### Dataset content

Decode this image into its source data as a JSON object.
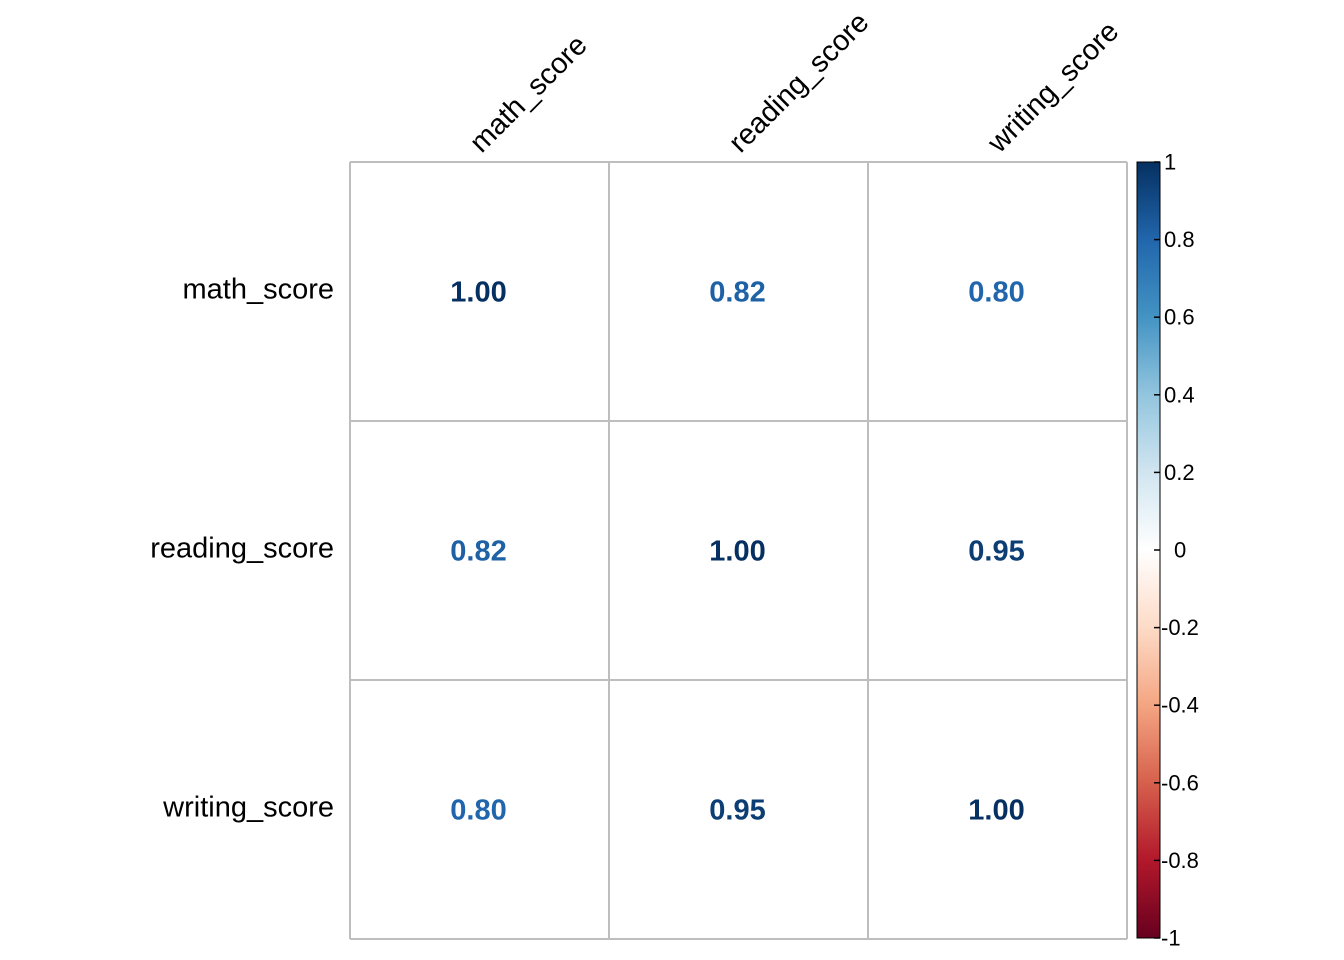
{
  "chart_data": {
    "type": "heatmap",
    "variables": [
      "math_score",
      "reading_score",
      "writing_score"
    ],
    "matrix": [
      [
        1.0,
        0.82,
        0.8
      ],
      [
        0.82,
        1.0,
        0.95
      ],
      [
        0.8,
        0.95,
        1.0
      ]
    ],
    "value_format_decimals": 2,
    "colorbar": {
      "range": [
        -1,
        1
      ],
      "ticks": [
        1,
        0.8,
        0.6,
        0.4,
        0.2,
        0,
        -0.2,
        -0.4,
        -0.6,
        -0.8,
        -1
      ],
      "tick_labels": [
        "1",
        "0.8",
        "0.6",
        "0.4",
        "0.2",
        "0",
        "-0.2",
        "-0.4",
        "-0.6",
        "-0.8",
        "-1"
      ],
      "palette": [
        "#67001F",
        "#B2182B",
        "#D6604D",
        "#F4A582",
        "#FDDBC7",
        "#FFFFFF",
        "#D1E5F0",
        "#92C5DE",
        "#4393C3",
        "#2166AC",
        "#053061"
      ]
    },
    "grid_color": "#BEBEBE",
    "title": "",
    "xlabel": "",
    "ylabel": ""
  }
}
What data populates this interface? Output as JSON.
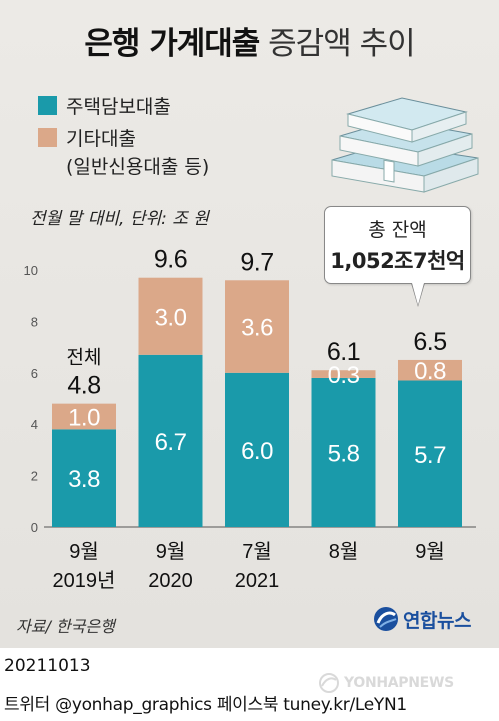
{
  "header": {
    "title_bold": "은행 가계대출",
    "title_light": "증감액 추이"
  },
  "legend": {
    "mortgage": "주택담보대출",
    "other": "기타대출",
    "other_sub": "(일반신용대출 등)"
  },
  "unit_note": "전월 말 대비, 단위: 조 원",
  "callout": {
    "line1": "총 잔액",
    "line2": "1,052조7천억"
  },
  "total_label": "전체",
  "source": "자료/ 한국은행",
  "logo_text": "연합뉴스",
  "footer": {
    "date": "20211013",
    "credits": "트위터 @yonhap_graphics  페이스북 tuney.kr/LeYN1"
  },
  "watermark": "YONHAPNEWS",
  "colors": {
    "mortgage": "#1a9aaa",
    "other": "#dba889",
    "background": "#e8e6e2"
  },
  "chart_data": {
    "type": "bar",
    "stacked": true,
    "categories": [
      "9월 2019년",
      "9월 2020",
      "7월 2021",
      "8월",
      "9월"
    ],
    "category_lines": [
      [
        "9월",
        "2019년"
      ],
      [
        "9월",
        "2020"
      ],
      [
        "7월",
        "2021"
      ],
      [
        "8월",
        ""
      ],
      [
        "9월",
        ""
      ]
    ],
    "series": [
      {
        "name": "주택담보대출",
        "values": [
          3.8,
          6.7,
          6.0,
          5.8,
          5.7
        ],
        "labels": [
          "3.8",
          "6.7",
          "6.0",
          "5.8",
          "5.7"
        ]
      },
      {
        "name": "기타대출",
        "values": [
          1.0,
          3.0,
          3.6,
          0.3,
          0.8
        ],
        "labels": [
          "1.0",
          "3.0",
          "3.6",
          "0.3",
          "0.8"
        ]
      }
    ],
    "totals": [
      4.8,
      9.6,
      9.7,
      6.1,
      6.5
    ],
    "total_labels": [
      "4.8",
      "9.6",
      "9.7",
      "6.1",
      "6.5"
    ],
    "ylim": [
      0,
      10
    ],
    "yticks": [
      0,
      2,
      4,
      6,
      8,
      10
    ],
    "title": "은행 가계대출 증감액 추이",
    "xlabel": "",
    "ylabel": "",
    "grid": false,
    "legend_position": "top-left"
  }
}
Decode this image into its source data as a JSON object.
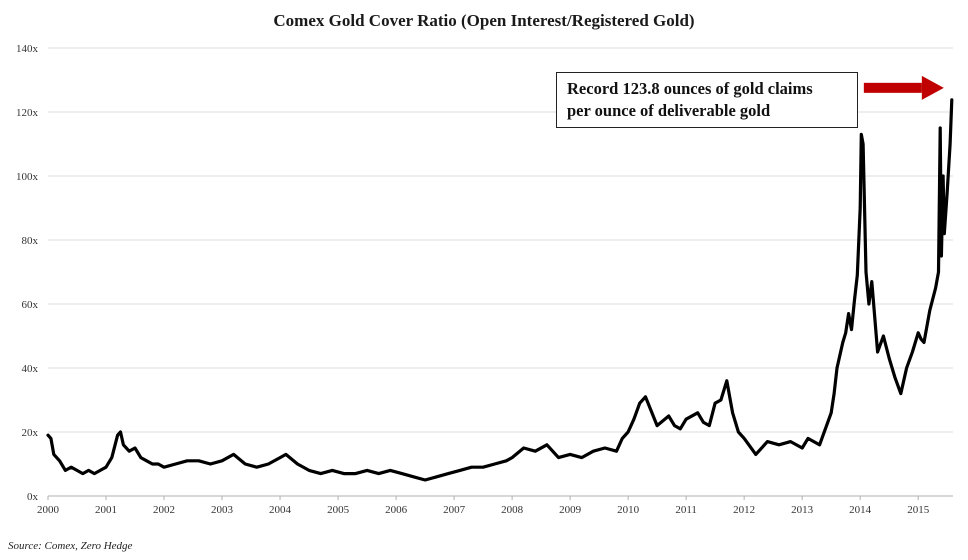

### Do this
Locate all lines in the listing above with the word "가계대출" and copy them.

### Written solution
    "title_bold": "은행 가계대출",
    "title": "은행 가계대출 증감액 추이",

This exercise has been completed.